[GIVEN REQUEST] Copy out every line containing the word "name".
Begin SOURCE RECORDS
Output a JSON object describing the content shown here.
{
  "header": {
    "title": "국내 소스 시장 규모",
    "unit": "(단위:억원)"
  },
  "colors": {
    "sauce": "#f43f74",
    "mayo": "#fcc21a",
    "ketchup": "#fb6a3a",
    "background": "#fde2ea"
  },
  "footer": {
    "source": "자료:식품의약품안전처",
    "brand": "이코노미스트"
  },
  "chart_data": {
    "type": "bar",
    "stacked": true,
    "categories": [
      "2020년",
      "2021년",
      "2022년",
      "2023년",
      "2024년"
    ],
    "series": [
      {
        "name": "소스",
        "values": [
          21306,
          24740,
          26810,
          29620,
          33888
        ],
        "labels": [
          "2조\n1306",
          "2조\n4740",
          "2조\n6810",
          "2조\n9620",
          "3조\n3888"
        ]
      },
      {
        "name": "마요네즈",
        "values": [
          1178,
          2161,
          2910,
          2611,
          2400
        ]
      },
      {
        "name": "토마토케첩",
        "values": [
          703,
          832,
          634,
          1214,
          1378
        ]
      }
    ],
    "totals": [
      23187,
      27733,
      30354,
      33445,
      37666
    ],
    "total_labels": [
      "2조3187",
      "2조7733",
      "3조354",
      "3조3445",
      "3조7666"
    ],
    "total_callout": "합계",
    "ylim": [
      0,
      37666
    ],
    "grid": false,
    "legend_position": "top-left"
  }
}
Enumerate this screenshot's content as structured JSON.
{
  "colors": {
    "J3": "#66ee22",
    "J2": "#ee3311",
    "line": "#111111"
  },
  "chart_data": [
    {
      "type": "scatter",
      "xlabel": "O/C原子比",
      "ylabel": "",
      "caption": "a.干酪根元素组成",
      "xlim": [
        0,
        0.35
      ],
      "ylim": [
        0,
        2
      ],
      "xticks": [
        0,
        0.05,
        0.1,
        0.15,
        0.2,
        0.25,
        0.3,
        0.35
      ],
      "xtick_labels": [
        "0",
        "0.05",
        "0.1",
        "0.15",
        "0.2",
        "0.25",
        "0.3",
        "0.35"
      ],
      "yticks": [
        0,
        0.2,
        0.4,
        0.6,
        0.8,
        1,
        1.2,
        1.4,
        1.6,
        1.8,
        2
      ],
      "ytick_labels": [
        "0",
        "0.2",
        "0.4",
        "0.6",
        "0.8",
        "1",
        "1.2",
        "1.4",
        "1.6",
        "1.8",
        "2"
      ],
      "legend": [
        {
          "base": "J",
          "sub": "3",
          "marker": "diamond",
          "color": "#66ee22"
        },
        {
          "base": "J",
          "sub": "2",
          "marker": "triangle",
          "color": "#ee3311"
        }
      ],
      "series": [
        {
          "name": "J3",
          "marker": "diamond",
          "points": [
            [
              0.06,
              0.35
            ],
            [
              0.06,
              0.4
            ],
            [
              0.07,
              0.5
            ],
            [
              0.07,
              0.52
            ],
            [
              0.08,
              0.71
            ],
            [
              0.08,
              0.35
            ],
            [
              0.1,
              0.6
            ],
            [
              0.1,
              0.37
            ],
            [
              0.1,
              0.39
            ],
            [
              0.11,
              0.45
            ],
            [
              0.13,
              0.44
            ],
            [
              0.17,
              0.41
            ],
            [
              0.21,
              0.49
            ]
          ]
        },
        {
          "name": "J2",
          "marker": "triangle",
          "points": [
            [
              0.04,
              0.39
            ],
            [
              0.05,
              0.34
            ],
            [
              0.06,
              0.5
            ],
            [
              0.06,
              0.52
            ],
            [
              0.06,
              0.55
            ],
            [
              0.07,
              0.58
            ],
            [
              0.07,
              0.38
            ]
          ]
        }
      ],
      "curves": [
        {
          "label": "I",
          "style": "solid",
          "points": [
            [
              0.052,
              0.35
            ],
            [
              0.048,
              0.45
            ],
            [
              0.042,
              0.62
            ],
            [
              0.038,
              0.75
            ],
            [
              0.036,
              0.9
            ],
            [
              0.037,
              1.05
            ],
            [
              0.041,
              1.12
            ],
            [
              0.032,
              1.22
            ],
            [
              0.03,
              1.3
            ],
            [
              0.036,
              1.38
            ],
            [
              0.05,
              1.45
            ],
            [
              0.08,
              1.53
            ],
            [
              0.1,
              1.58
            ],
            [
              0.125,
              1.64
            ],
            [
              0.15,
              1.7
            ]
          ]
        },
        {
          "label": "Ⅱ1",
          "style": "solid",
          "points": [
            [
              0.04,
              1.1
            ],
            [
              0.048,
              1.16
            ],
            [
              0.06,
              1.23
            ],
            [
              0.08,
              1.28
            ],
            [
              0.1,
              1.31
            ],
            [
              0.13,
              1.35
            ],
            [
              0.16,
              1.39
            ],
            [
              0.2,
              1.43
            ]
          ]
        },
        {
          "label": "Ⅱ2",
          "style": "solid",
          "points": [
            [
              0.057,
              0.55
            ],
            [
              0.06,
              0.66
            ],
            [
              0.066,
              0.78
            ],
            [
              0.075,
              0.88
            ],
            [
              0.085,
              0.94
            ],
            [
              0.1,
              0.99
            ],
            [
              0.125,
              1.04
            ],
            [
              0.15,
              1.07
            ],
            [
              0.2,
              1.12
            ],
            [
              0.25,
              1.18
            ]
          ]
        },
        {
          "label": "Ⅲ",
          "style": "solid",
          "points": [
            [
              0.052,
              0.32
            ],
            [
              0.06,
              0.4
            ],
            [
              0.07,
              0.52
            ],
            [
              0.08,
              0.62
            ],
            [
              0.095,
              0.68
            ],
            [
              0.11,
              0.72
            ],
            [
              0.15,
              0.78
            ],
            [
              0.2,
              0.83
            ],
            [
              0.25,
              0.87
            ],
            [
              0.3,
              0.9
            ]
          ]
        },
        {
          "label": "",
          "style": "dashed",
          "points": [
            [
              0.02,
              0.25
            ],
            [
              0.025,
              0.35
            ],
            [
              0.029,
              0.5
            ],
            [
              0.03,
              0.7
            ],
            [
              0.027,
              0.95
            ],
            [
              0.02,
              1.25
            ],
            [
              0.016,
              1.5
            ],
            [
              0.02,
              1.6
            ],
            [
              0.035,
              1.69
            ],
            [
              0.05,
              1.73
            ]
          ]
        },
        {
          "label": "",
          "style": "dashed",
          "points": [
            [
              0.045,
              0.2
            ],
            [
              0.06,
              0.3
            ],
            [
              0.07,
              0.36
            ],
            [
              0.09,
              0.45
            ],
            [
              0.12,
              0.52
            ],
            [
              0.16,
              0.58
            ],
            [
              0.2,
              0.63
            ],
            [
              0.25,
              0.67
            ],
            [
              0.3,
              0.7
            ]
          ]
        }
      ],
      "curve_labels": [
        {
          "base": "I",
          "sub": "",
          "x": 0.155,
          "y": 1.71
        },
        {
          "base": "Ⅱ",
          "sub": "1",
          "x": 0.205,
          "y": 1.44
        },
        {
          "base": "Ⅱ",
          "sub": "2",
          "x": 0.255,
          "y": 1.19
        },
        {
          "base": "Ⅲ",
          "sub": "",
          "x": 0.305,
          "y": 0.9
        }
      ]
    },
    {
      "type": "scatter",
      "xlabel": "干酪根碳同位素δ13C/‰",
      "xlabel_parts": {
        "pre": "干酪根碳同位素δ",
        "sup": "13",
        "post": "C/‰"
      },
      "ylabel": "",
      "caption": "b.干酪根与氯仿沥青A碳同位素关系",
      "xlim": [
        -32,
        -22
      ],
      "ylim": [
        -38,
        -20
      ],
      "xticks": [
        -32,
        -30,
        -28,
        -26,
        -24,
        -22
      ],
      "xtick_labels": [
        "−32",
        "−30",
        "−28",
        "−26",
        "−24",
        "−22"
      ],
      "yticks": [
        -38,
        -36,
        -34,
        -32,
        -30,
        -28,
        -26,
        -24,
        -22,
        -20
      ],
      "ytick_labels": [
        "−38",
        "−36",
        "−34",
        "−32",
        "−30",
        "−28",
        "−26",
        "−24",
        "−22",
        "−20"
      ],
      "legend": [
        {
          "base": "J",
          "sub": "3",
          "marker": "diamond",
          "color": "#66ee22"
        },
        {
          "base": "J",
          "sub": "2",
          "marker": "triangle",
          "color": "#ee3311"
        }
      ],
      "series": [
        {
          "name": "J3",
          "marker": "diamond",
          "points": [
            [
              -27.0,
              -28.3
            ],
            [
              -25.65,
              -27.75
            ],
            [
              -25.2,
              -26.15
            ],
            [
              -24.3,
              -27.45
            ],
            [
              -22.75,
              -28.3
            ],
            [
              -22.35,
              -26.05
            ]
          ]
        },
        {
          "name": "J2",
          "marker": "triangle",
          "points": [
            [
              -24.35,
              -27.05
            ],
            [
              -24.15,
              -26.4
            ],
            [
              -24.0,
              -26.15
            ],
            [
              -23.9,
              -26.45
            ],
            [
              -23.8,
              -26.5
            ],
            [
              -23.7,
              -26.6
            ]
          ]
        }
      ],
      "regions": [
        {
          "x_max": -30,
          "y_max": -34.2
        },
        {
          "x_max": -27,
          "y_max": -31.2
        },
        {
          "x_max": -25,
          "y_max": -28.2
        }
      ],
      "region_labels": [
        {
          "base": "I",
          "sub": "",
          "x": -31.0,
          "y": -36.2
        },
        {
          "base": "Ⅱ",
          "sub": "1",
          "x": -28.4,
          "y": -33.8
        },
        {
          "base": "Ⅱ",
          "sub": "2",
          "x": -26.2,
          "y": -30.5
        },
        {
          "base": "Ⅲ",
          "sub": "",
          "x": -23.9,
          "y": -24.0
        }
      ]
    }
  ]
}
End SOURCE RECORDS
[COMPLETED EXERCISE]
        "name": "소스",
        "name": "마요네즈",
        "name": "토마토케첩",
          "name": "J3",
          "name": "J2",
          "name": "J3",
          "name": "J2",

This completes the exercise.